TO DO :: Quote the records below in full, exactly as given, with the images taken out.

---------- MATERIAL FOR THIS TASK ----------

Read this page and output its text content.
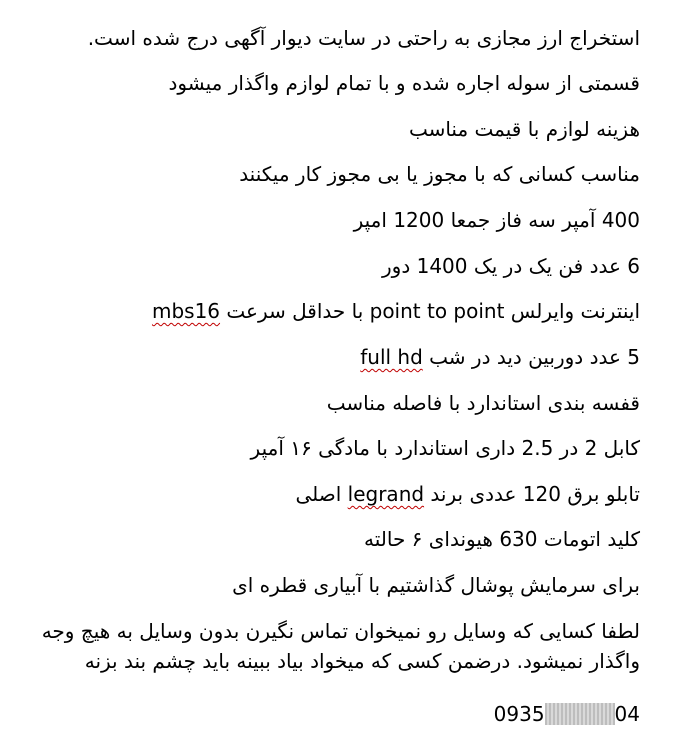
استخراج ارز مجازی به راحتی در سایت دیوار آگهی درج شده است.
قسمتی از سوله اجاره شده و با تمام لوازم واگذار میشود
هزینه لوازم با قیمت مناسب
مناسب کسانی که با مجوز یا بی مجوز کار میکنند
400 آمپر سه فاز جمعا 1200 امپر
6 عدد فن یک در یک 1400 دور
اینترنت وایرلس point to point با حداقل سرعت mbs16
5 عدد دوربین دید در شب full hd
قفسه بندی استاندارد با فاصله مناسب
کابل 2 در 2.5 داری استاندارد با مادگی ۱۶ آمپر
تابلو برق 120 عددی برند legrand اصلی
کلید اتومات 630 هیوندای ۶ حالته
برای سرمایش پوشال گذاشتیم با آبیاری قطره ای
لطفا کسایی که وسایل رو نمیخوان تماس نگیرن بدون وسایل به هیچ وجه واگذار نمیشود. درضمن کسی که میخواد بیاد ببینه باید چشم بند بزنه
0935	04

----------

WRITTEN RESPONSE ::
Read this page and output its text content.
استخراج ارز مجازی به راحتی در سایت دیوار آگهی درج شده است.
قسمتی از سوله اجاره شده و با تمام لوازم واگذار میشود
هزینه لوازم با قیمت مناسب
مناسب کسانی که با مجوز یا بی مجوز کار میکنند
400 آمپر سه فاز جمعا 1200 امپر
6 عدد فن یک در یک 1400 دور
اینترنت وایرلس point to point با حداقل سرعت mbs16
5 عدد دوربین دید در شب full hd
قفسه بندی استاندارد با فاصله مناسب
کابل 2 در 2.5 داری استاندارد با مادگی ۱۶ آمپر
تابلو برق 120 عددی برند legrand اصلی
کلید اتومات 630 هیوندای ۶ حالته
برای سرمایش پوشال گذاشتیم با آبیاری قطره ای
لطفا کسایی که وسایل رو نمیخوان تماس نگیرن بدون وسایل به هیچ وجه واگذار نمیشود. درضمن کسی که میخواد بیاد ببینه باید چشم بند بزنه
0935	04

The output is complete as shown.